Stored entries:
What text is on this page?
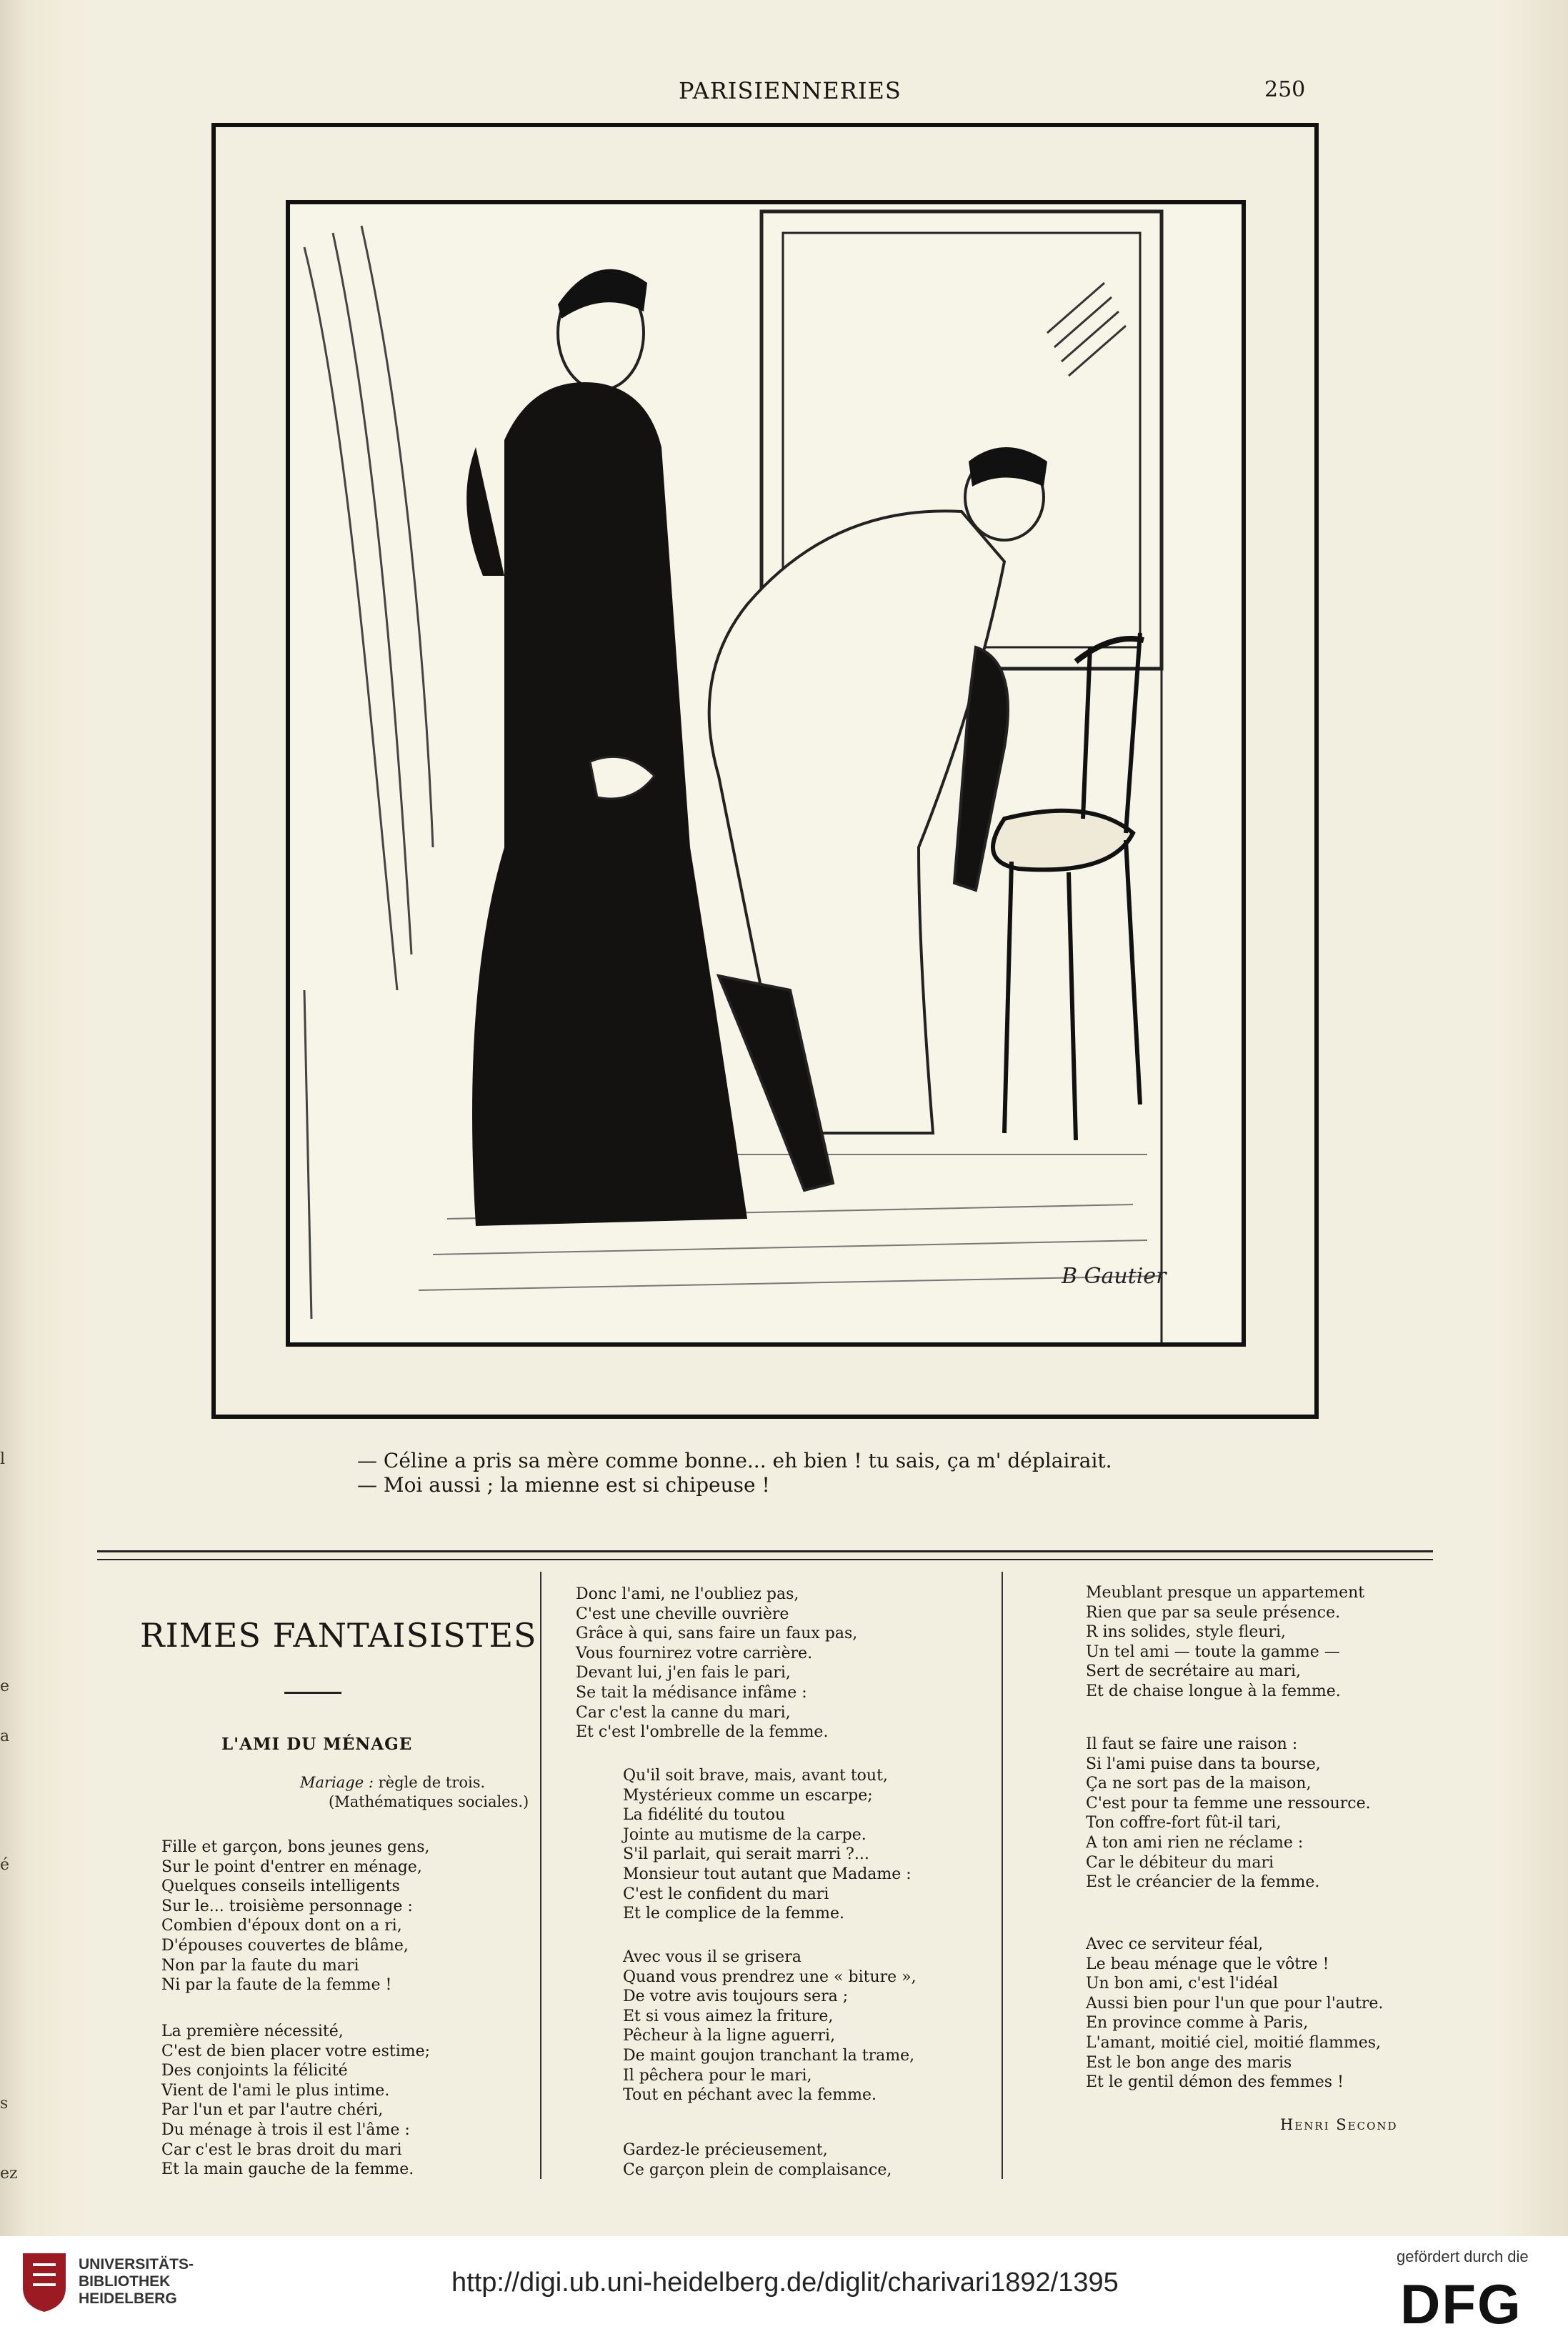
e
l
a
é
s
ez
PARISIENNERIES	250
B Gautier
— Céline a pris sa mère comme bonne... eh bien ! tu sais, ça m' déplairait.
— Moi aussi ; la mienne est si chipeuse !
RIMES FANTAISISTES
L'AMI DU MÉNAGE
Mariage : règle de trois.
(Mathématiques sociales.)
Fille et garçon, bons jeunes gens,
Sur le point d'entrer en ménage,
Quelques conseils intelligents
Sur le... troisième personnage :
Combien d'époux dont on a ri,
D'épouses couvertes de blâme,
Non par la faute du mari
Ni par la faute de la femme !
La première nécessité,
C'est de bien placer votre estime;
Des conjoints la félicité
Vient de l'ami le plus intime.
Par l'un et par l'autre chéri,
Du ménage à trois il est l'âme :
Car c'est le bras droit du mari
Et la main gauche de la femme.
Donc l'ami, ne l'oubliez pas,
C'est une cheville ouvrière
Grâce à qui, sans faire un faux pas,
Vous fournirez votre carrière.
Devant lui, j'en fais le pari,
Se tait la médisance infâme :
Car c'est la canne du mari,
Et c'est l'ombrelle de la femme.
Qu'il soit brave, mais, avant tout,
Mystérieux comme un escarpe;
La fidélité du toutou
Jointe au mutisme de la carpe.
S'il parlait, qui serait marri ?...
Monsieur tout autant que Madame :
C'est le confident du mari
Et le complice de la femme.
Avec vous il se grisera
Quand vous prendrez une « biture »,
De votre avis toujours sera ;
Et si vous aimez la friture,
Pêcheur à la ligne aguerri,
De maint goujon tranchant la trame,
Il pêchera pour le mari,
Tout en péchant avec la femme.
Gardez-le précieusement,
Ce garçon plein de complaisance,
Meublant presque un appartement
Rien que par sa seule présence.
R ins solides, style fleuri,
Un tel ami — toute la gamme —
Sert de secrétaire au mari,
Et de chaise longue à la femme.
Il faut se faire une raison :
Si l'ami puise dans ta bourse,
Ça ne sort pas de la maison,
C'est pour ta femme une ressource.
Ton coffre-fort fût-il tari,
A ton ami rien ne réclame :
Car le débiteur du mari
Est le créancier de la femme.
Avec ce serviteur féal,
Le beau ménage que le vôtre !
Un bon ami, c'est l'idéal
Aussi bien pour l'un que pour l'autre.
En province comme à Paris,
L'amant, moitié ciel, moitié flammes,
Est le bon ange des maris
Et le gentil démon des femmes !
Henri Second
UNIVERSITÄTS-
BIBLIOTHEK
HEIDELBERG
http://digi.ub.uni-heidelberg.de/diglit/charivari1892/1395
gefördert durch die
DFG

Work to be completed:
Copy each line of the listing in which the word "votre" can be found.

Response for this exercise:
C'est de bien placer votre estime;
Vous fournirez votre carrière.
De votre avis toujours sera ;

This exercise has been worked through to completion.